_Exercise_
Show every line that has the string "указанный" in it.

--

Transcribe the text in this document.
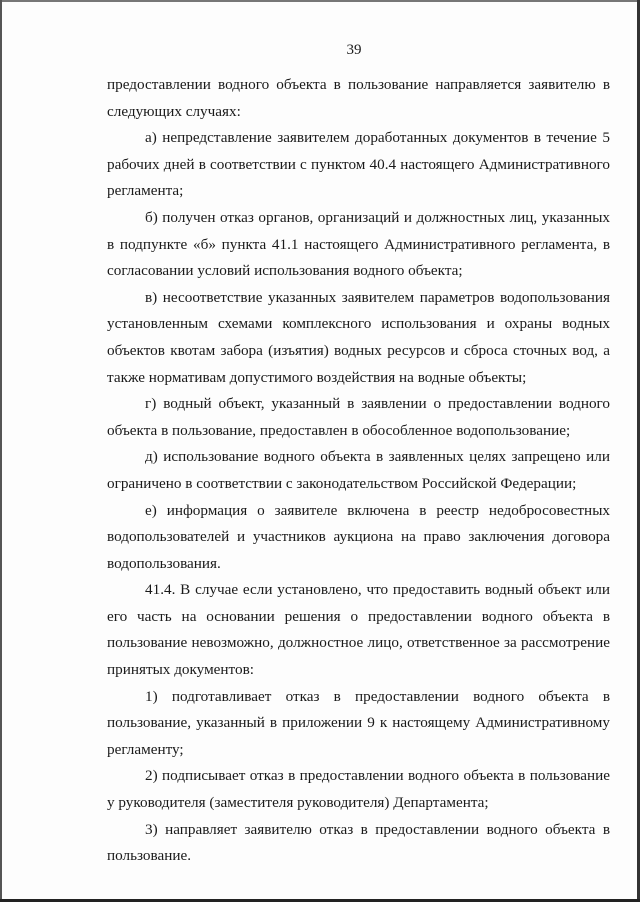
39

предоставлении водного объекта в пользование направляется заявителю в следующих случаях:

а) непредставление заявителем доработанных документов в течение 5 рабочих дней в соответствии с пунктом 40.4 настоящего Административного регламента;

б) получен отказ органов, организаций и должностных лиц, указанных в подпункте «б» пункта 41.1 настоящего Административного регламента, в согласовании условий использования водного объекта;

в) несоответствие указанных заявителем параметров водопользования установленным схемами комплексного использования и охраны водных объектов квотам забора (изъятия) водных ресурсов и сброса сточных вод, а также нормативам допустимого воздействия на водные объекты;

г) водный объект, указанный в заявлении о предоставлении водного объекта в пользование, предоставлен в обособленное водопользование;

д) использование водного объекта в заявленных целях запрещено или ограничено в соответствии с законодательством Российской Федерации;

е) информация о заявителе включена в реестр недобросовестных водопользователей и участников аукциона на право заключения договора водопользования.

41.4. В случае если установлено, что предоставить водный объект или его часть на основании решения о предоставлении водного объекта в пользование невозможно, должностное лицо, ответственное за рассмотрение принятых документов:

1) подготавливает отказ в предоставлении водного объекта в пользование, указанный в приложении 9 к настоящему Административному регламенту;

2) подписывает отказ в предоставлении водного объекта в пользование у руководителя (заместителя руководителя) Департамента;

3) направляет заявителю отказ в предоставлении водного объекта в пользование.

--

_Output_
г) водный объект, указанный в заявлении о предоставлении водного объекта в пользование, предоставлен в обособленное водопользование;
1) подготавливает отказ в предоставлении водного объекта в пользование, указанный в приложении 9 к настоящему Административному регламенту;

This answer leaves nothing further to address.